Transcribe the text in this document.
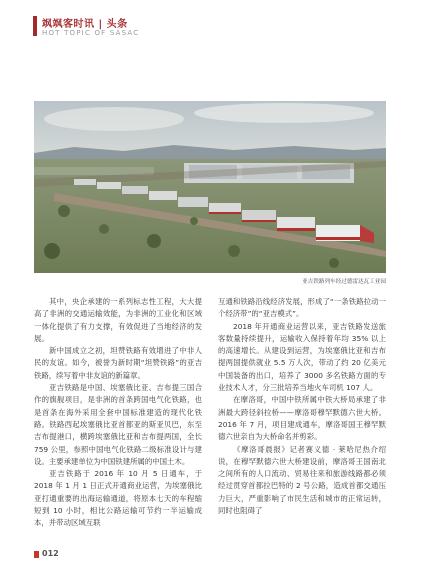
飒飒客时讯 | 头条
HOT TOPIC OF SASAC
亚吉铁路列车经过德雷达瓦工业园

其中，央企承建的一系列标志性工程，大大提高了非洲的交通运输效能，为非洲的工业化和区域一体化提供了有力支撑，有效促进了当地经济的发展。

新中国成立之初，坦赞铁路有效增进了中非人民的友谊。如今，被誉为新时期“坦赞铁路”的亚吉铁路，续写着中非友谊的新篇章。

亚吉铁路是中国、埃塞俄比亚、吉布提三国合作的旗舰项目，是非洲的首条跨国电气化铁路，也是首条在海外采用全套中国标准建造的现代化铁路。铁路西起埃塞俄比亚首都亚的斯亚贝巴，东至吉布提港口，横跨埃塞俄比亚和吉布提两国，全长 759 公里，参照中国电气化铁路二级标准设计与建设。主要承建单位为中国铁建所属的中国土木。

亚吉铁路于 2016 年 10 月 5 日通车，于 2018 年 1 月 1 日正式开通商业运营，为埃塞俄比亚打通重要的出海运输通道，将原本七天的车程缩短到 10 小时，相比公路运输可节约一半运输成本，并带动区域互联

互通和铁路沿线经济发展，形成了“一条铁路拉动一个经济带”的“亚吉模式”。

2018 年开通商业运营以来，亚吉铁路发送旅客数量持续提升，运输收入保持着年均 35% 以上的高速增长。从建设到运营，为埃塞俄比亚和吉布提两国提供就业 5.5 万人次，带动了约 20 亿美元中国装备的出口，培养了 3000 多名铁路方面的专业技术人才，分三批培养当地火车司机 107 人。

在摩洛哥，中国中铁所属中铁大桥局承建了非洲最大跨径斜拉桥——摩洛哥穆罕默德六世大桥。2016 年 7 月，项目建成通车，摩洛哥国王穆罕默德六世亲自为大桥命名并剪彩。

《摩洛哥晨报》记者赛义德 · 莱哈尼热介绍说，在穆罕默德六世大桥建设前，摩洛哥王国南北之间所有的人口流动、贸易往来和旅游线路都必须经过贯穿首都拉巴特的 2 号公路，造成首都交通压力巨大，严重影响了市民生活和城市的正常运转，同时也阻碍了

012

• • • •

Give every line back word for word and leave the pictures out.

• IN RESPONSE:
Transcribe the text in this document.
飒飒客时讯 | 头条
HOT TOPIC OF SASAC
亚吉铁路列车经过德雷达瓦工业园

其中，央企承建的一系列标志性工程，大大提高了非洲的交通运输效能，为非洲的工业化和区域一体化提供了有力支撑，有效促进了当地经济的发展。

新中国成立之初，坦赞铁路有效增进了中非人民的友谊。如今，被誉为新时期“坦赞铁路”的亚吉铁路，续写着中非友谊的新篇章。

亚吉铁路是中国、埃塞俄比亚、吉布提三国合作的旗舰项目，是非洲的首条跨国电气化铁路，也是首条在海外采用全套中国标准建造的现代化铁路。铁路西起埃塞俄比亚首都亚的斯亚贝巴，东至吉布提港口，横跨埃塞俄比亚和吉布提两国，全长 759 公里，参照中国电气化铁路二级标准设计与建设。主要承建单位为中国铁建所属的中国土木。

亚吉铁路于 2016 年 10 月 5 日通车，于 2018 年 1 月 1 日正式开通商业运营，为埃塞俄比亚打通重要的出海运输通道，将原本七天的车程缩短到 10 小时，相比公路运输可节约一半运输成本，并带动区域互联

互通和铁路沿线经济发展，形成了“一条铁路拉动一个经济带”的“亚吉模式”。

2018 年开通商业运营以来，亚吉铁路发送旅客数量持续提升，运输收入保持着年均 35% 以上的高速增长。从建设到运营，为埃塞俄比亚和吉布提两国提供就业 5.5 万人次，带动了约 20 亿美元中国装备的出口，培养了 3000 多名铁路方面的专业技术人才，分三批培养当地火车司机 107 人。

在摩洛哥，中国中铁所属中铁大桥局承建了非洲最大跨径斜拉桥——摩洛哥穆罕默德六世大桥。2016 年 7 月，项目建成通车，摩洛哥国王穆罕默德六世亲自为大桥命名并剪彩。

《摩洛哥晨报》记者赛义德 · 莱哈尼热介绍说，在穆罕默德六世大桥建设前，摩洛哥王国南北之间所有的人口流动、贸易往来和旅游线路都必须经过贯穿首都拉巴特的 2 号公路，造成首都交通压力巨大，严重影响了市民生活和城市的正常运转，同时也阻碍了

012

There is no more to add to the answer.